The task: Set down all of the records exactly.

*** Begin section ***

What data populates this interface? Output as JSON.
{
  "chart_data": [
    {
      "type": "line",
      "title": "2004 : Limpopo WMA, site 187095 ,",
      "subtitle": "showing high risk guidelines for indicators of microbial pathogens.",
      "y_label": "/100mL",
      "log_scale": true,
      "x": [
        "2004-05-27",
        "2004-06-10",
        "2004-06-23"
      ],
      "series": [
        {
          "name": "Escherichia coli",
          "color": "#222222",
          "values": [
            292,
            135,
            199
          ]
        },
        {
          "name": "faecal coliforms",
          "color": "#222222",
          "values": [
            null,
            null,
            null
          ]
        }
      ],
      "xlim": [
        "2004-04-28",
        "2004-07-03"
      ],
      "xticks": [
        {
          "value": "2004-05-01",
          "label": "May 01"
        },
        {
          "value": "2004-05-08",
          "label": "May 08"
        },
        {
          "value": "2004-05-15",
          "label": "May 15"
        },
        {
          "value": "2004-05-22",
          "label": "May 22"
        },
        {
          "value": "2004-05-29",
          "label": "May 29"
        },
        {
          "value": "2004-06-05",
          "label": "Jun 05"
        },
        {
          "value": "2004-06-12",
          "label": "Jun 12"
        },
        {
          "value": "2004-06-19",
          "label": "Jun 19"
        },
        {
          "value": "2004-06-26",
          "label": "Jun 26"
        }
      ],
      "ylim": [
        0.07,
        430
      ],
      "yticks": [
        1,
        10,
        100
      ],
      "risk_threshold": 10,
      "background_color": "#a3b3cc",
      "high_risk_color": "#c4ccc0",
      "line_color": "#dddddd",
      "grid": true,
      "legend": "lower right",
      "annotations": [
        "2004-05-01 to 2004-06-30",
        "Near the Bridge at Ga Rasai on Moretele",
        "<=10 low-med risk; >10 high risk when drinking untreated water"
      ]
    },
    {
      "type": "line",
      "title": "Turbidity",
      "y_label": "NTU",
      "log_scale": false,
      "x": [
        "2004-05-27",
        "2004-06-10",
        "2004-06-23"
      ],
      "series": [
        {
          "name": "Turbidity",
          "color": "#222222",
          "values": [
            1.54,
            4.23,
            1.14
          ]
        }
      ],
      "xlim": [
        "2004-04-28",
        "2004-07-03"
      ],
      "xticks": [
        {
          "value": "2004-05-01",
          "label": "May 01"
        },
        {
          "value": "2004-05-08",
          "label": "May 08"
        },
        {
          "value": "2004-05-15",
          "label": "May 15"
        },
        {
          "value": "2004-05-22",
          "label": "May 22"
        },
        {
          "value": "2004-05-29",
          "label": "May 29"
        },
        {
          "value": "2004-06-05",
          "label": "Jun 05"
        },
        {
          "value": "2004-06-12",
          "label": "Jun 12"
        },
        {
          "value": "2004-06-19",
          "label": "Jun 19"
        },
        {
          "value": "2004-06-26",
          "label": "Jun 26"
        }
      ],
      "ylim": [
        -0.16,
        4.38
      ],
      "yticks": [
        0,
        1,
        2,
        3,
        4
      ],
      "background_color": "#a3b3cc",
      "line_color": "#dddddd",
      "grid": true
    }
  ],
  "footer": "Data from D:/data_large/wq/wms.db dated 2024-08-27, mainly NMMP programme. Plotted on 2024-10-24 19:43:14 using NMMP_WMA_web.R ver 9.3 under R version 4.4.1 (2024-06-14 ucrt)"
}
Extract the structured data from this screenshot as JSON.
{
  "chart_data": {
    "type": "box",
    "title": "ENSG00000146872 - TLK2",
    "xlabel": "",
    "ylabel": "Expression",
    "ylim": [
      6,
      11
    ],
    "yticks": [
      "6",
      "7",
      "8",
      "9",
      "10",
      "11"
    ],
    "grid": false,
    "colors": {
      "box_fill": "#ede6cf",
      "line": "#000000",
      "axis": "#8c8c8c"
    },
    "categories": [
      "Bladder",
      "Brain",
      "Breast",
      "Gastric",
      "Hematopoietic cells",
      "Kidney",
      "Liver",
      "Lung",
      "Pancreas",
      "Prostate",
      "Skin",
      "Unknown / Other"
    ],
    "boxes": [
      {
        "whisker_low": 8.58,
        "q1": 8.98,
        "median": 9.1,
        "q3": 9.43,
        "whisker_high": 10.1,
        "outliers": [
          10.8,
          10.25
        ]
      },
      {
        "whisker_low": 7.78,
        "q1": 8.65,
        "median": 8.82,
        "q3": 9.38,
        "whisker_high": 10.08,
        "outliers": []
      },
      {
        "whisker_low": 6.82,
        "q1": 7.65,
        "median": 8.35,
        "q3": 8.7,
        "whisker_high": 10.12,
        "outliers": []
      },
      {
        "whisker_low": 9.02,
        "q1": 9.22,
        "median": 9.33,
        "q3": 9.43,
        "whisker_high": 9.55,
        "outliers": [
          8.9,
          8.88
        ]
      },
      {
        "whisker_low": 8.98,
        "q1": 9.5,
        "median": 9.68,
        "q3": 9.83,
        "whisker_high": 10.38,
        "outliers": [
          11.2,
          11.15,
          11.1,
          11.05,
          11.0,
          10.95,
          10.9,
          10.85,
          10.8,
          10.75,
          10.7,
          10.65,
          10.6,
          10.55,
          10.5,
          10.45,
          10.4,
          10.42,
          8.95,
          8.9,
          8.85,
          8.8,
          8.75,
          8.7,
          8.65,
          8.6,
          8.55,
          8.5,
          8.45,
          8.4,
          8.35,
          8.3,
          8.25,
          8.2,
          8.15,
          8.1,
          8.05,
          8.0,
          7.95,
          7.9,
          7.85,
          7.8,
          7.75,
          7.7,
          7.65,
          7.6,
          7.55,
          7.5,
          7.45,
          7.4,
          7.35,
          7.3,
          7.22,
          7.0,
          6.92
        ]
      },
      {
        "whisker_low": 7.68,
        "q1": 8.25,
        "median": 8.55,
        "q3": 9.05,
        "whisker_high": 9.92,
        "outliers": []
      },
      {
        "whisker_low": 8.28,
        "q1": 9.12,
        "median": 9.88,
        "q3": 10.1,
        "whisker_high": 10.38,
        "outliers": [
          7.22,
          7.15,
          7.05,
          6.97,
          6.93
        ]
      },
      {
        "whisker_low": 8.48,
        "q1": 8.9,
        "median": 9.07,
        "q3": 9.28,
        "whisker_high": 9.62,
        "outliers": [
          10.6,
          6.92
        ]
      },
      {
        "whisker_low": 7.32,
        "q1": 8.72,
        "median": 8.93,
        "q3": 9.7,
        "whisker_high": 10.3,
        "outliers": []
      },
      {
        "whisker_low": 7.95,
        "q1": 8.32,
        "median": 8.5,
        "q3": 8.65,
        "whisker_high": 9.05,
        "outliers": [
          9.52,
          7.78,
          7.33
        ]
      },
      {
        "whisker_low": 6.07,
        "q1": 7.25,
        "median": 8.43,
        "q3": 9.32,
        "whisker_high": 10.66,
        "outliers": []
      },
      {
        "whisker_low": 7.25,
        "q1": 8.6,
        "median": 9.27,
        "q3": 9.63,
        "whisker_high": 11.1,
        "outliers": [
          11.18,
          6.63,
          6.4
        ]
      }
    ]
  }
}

*** End section ***

Response to this task:
What data populates this interface? Output as JSON.
{
  "chart_data": [
    {
      "type": "line",
      "title": "2004 : Limpopo WMA, site 187095 ,",
      "subtitle": "showing high risk guidelines for indicators of microbial pathogens.",
      "y_label": "/100mL",
      "log_scale": true,
      "x": [
        "2004-05-27",
        "2004-06-10",
        "2004-06-23"
      ],
      "series": [
        {
          "name": "Escherichia coli",
          "color": "#222222",
          "values": [
            292,
            135,
            199
          ]
        },
        {
          "name": "faecal coliforms",
          "color": "#222222",
          "values": [
            null,
            null,
            null
          ]
        }
      ],
      "xlim": [
        "2004-04-28",
        "2004-07-03"
      ],
      "xticks": [
        {
          "value": "2004-05-01",
          "label": "May 01"
        },
        {
          "value": "2004-05-08",
          "label": "May 08"
        },
        {
          "value": "2004-05-15",
          "label": "May 15"
        },
        {
          "value": "2004-05-22",
          "label": "May 22"
        },
        {
          "value": "2004-05-29",
          "label": "May 29"
        },
        {
          "value": "2004-06-05",
          "label": "Jun 05"
        },
        {
          "value": "2004-06-12",
          "label": "Jun 12"
        },
        {
          "value": "2004-06-19",
          "label": "Jun 19"
        },
        {
          "value": "2004-06-26",
          "label": "Jun 26"
        }
      ],
      "ylim": [
        0.07,
        430
      ],
      "yticks": [
        1,
        10,
        100
      ],
      "risk_threshold": 10,
      "background_color": "#a3b3cc",
      "high_risk_color": "#c4ccc0",
      "line_color": "#dddddd",
      "grid": true,
      "legend": "lower right",
      "annotations": [
        "2004-05-01 to 2004-06-30",
        "Near the Bridge at Ga Rasai on Moretele",
        "<=10 low-med risk; >10 high risk when drinking untreated water"
      ]
    },
    {
      "type": "line",
      "title": "Turbidity",
      "y_label": "NTU",
      "log_scale": false,
      "x": [
        "2004-05-27",
        "2004-06-10",
        "2004-06-23"
      ],
      "series": [
        {
          "name": "Turbidity",
          "color": "#222222",
          "values": [
            1.54,
            4.23,
            1.14
          ]
        }
      ],
      "xlim": [
        "2004-04-28",
        "2004-07-03"
      ],
      "xticks": [
        {
          "value": "2004-05-01",
          "label": "May 01"
        },
        {
          "value": "2004-05-08",
          "label": "May 08"
        },
        {
          "value": "2004-05-15",
          "label": "May 15"
        },
        {
          "value": "2004-05-22",
          "label": "May 22"
        },
        {
          "value": "2004-05-29",
          "label": "May 29"
        },
        {
          "value": "2004-06-05",
          "label": "Jun 05"
        },
        {
          "value": "2004-06-12",
          "label": "Jun 12"
        },
        {
          "value": "2004-06-19",
          "label": "Jun 19"
        },
        {
          "value": "2004-06-26",
          "label": "Jun 26"
        }
      ],
      "ylim": [
        -0.16,
        4.38
      ],
      "yticks": [
        0,
        1,
        2,
        3,
        4
      ],
      "background_color": "#a3b3cc",
      "line_color": "#dddddd",
      "grid": true
    }
  ],
  "footer": "Data from D:/data_large/wq/wms.db dated 2024-08-27, mainly NMMP programme. Plotted on 2024-10-24 19:43:14 using NMMP_WMA_web.R ver 9.3 under R version 4.4.1 (2024-06-14 ucrt)"
}
Extract the structured data from this screenshot as JSON.
{
  "chart_data": {
    "type": "box",
    "title": "ENSG00000146872 - TLK2",
    "xlabel": "",
    "ylabel": "Expression",
    "ylim": [
      6,
      11
    ],
    "yticks": [
      "6",
      "7",
      "8",
      "9",
      "10",
      "11"
    ],
    "grid": false,
    "colors": {
      "box_fill": "#ede6cf",
      "line": "#000000",
      "axis": "#8c8c8c"
    },
    "categories": [
      "Bladder",
      "Brain",
      "Breast",
      "Gastric",
      "Hematopoietic cells",
      "Kidney",
      "Liver",
      "Lung",
      "Pancreas",
      "Prostate",
      "Skin",
      "Unknown / Other"
    ],
    "boxes": [
      {
        "whisker_low": 8.58,
        "q1": 8.98,
        "median": 9.1,
        "q3": 9.43,
        "whisker_high": 10.1,
        "outliers": [
          10.8,
          10.25
        ]
      },
      {
        "whisker_low": 7.78,
        "q1": 8.65,
        "median": 8.82,
        "q3": 9.38,
        "whisker_high": 10.08,
        "outliers": []
      },
      {
        "whisker_low": 6.82,
        "q1": 7.65,
        "median": 8.35,
        "q3": 8.7,
        "whisker_high": 10.12,
        "outliers": []
      },
      {
        "whisker_low": 9.02,
        "q1": 9.22,
        "median": 9.33,
        "q3": 9.43,
        "whisker_high": 9.55,
        "outliers": [
          8.9,
          8.88
        ]
      },
      {
        "whisker_low": 8.98,
        "q1": 9.5,
        "median": 9.68,
        "q3": 9.83,
        "whisker_high": 10.38,
        "outliers": [
          11.2,
          11.15,
          11.1,
          11.05,
          11.0,
          10.95,
          10.9,
          10.85,
          10.8,
          10.75,
          10.7,
          10.65,
          10.6,
          10.55,
          10.5,
          10.45,
          10.4,
          10.42,
          8.95,
          8.9,
          8.85,
          8.8,
          8.75,
          8.7,
          8.65,
          8.6,
          8.55,
          8.5,
          8.45,
          8.4,
          8.35,
          8.3,
          8.25,
          8.2,
          8.15,
          8.1,
          8.05,
          8.0,
          7.95,
          7.9,
          7.85,
          7.8,
          7.75,
          7.7,
          7.65,
          7.6,
          7.55,
          7.5,
          7.45,
          7.4,
          7.35,
          7.3,
          7.22,
          7.0,
          6.92
        ]
      },
      {
        "whisker_low": 7.68,
        "q1": 8.25,
        "median": 8.55,
        "q3": 9.05,
        "whisker_high": 9.92,
        "outliers": []
      },
      {
        "whisker_low": 8.28,
        "q1": 9.12,
        "median": 9.88,
        "q3": 10.1,
        "whisker_high": 10.38,
        "outliers": [
          7.22,
          7.15,
          7.05,
          6.97,
          6.93
        ]
      },
      {
        "whisker_low": 8.48,
        "q1": 8.9,
        "median": 9.07,
        "q3": 9.28,
        "whisker_high": 9.62,
        "outliers": [
          10.6,
          6.92
        ]
      },
      {
        "whisker_low": 7.32,
        "q1": 8.72,
        "median": 8.93,
        "q3": 9.7,
        "whisker_high": 10.3,
        "outliers": []
      },
      {
        "whisker_low": 7.95,
        "q1": 8.32,
        "median": 8.5,
        "q3": 8.65,
        "whisker_high": 9.05,
        "outliers": [
          9.52,
          7.78,
          7.33
        ]
      },
      {
        "whisker_low": 6.07,
        "q1": 7.25,
        "median": 8.43,
        "q3": 9.32,
        "whisker_high": 10.66,
        "outliers": []
      },
      {
        "whisker_low": 7.25,
        "q1": 8.6,
        "median": 9.27,
        "q3": 9.63,
        "whisker_high": 11.1,
        "outliers": [
          11.18,
          6.63,
          6.4
        ]
      }
    ]
  }
}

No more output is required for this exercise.